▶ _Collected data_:
------------------------------------

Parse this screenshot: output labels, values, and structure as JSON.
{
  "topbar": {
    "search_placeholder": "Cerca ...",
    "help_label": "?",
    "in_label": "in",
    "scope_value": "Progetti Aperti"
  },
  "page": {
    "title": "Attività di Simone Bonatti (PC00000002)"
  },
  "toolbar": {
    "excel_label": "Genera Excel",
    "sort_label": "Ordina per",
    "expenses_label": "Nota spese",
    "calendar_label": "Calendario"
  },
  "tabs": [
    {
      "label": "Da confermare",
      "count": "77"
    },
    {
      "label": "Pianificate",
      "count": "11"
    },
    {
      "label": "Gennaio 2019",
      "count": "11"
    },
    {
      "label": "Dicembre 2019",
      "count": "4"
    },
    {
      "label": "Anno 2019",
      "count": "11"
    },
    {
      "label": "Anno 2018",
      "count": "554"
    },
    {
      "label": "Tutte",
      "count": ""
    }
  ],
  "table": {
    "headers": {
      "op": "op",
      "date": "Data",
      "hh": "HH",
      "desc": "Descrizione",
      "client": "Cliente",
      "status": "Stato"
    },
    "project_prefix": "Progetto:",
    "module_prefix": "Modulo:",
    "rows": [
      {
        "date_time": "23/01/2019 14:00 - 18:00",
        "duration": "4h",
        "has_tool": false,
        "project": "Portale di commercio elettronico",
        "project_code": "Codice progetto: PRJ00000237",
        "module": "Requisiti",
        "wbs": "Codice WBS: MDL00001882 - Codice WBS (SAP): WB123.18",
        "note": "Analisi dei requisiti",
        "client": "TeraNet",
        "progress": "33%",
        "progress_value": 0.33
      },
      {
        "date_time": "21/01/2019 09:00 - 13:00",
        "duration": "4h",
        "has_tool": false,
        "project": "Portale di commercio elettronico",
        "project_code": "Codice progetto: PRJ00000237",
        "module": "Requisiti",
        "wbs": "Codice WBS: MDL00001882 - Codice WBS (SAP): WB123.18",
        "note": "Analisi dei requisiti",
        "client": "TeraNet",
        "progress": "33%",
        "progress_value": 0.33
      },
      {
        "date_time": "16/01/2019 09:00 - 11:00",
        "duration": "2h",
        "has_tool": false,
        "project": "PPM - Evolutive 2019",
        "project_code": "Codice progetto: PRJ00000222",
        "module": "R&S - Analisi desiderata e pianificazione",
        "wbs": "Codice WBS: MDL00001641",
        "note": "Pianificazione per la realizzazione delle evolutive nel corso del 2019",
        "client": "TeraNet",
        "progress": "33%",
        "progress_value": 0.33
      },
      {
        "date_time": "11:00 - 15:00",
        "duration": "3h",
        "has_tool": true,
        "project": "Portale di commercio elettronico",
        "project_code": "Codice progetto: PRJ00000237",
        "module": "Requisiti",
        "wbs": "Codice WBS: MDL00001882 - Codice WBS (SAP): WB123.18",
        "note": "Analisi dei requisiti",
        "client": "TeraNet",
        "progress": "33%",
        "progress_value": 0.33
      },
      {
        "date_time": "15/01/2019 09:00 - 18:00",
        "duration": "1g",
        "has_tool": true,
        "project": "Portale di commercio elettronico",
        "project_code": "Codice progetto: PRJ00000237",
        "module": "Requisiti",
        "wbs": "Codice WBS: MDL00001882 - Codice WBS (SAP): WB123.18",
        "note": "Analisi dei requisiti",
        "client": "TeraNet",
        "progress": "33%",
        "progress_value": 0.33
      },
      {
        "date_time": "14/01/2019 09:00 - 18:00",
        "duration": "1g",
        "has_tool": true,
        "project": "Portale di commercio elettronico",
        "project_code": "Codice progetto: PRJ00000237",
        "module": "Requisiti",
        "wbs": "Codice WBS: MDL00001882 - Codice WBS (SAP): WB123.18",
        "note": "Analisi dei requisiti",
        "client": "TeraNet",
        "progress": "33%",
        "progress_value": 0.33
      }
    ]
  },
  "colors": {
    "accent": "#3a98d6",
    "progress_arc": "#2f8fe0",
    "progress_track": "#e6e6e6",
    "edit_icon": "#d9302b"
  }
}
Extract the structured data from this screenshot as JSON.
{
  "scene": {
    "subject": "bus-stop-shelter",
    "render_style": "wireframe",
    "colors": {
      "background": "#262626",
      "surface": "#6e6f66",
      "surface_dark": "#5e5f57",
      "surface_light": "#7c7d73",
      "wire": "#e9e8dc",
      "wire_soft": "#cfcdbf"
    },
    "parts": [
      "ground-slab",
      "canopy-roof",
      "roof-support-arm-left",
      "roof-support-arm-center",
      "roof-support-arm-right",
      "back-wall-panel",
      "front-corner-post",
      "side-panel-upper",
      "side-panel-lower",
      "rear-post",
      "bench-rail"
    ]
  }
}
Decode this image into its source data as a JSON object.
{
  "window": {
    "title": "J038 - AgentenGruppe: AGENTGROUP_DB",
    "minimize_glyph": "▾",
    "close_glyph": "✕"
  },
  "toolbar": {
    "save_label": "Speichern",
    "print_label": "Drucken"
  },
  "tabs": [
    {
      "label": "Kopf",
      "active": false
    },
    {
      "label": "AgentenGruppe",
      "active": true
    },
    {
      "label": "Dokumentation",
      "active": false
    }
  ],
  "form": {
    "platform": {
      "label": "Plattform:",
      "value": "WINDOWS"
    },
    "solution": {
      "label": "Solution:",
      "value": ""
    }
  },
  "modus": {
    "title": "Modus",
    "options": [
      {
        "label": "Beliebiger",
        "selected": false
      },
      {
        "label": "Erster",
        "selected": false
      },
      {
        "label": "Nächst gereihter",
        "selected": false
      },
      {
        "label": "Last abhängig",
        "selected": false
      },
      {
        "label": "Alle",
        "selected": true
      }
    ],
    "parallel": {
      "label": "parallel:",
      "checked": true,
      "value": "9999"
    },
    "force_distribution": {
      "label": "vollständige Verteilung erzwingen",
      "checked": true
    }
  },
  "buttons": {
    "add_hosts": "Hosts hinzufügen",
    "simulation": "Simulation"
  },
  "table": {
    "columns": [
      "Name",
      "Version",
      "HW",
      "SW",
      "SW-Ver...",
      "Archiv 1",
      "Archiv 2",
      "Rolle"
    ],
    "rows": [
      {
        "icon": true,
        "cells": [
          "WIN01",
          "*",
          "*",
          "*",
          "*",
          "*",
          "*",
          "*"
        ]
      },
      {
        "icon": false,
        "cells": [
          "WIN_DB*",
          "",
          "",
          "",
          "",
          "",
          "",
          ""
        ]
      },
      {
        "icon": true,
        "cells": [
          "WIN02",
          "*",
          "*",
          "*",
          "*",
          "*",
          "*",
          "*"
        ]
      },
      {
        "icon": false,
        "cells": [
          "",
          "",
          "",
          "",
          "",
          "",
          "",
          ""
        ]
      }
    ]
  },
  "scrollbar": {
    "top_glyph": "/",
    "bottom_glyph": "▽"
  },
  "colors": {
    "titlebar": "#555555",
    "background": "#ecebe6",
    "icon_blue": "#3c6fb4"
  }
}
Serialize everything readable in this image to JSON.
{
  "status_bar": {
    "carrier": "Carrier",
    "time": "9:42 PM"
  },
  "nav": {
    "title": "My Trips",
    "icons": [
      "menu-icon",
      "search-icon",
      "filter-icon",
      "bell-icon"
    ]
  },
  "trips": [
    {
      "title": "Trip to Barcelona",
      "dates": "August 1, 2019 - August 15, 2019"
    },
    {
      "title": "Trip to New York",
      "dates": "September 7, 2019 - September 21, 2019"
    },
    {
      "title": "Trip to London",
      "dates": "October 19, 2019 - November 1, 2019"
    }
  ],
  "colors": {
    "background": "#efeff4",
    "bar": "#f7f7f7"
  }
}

------------------------------------

▶ _Set task_: Begin with the line containing "Serialize everything readable" and repeat each line exactly until the records above end.

▶ _Result_:
Serialize everything readable in this image to JSON.
{
  "status_bar": {
    "carrier": "Carrier",
    "time": "9:42 PM"
  },
  "nav": {
    "title": "My Trips",
    "icons": [
      "menu-icon",
      "search-icon",
      "filter-icon",
      "bell-icon"
    ]
  },
  "trips": [
    {
      "title": "Trip to Barcelona",
      "dates": "August 1, 2019 - August 15, 2019"
    },
    {
      "title": "Trip to New York",
      "dates": "September 7, 2019 - September 21, 2019"
    },
    {
      "title": "Trip to London",
      "dates": "October 19, 2019 - November 1, 2019"
    }
  ],
  "colors": {
    "background": "#efeff4",
    "bar": "#f7f7f7"
  }
}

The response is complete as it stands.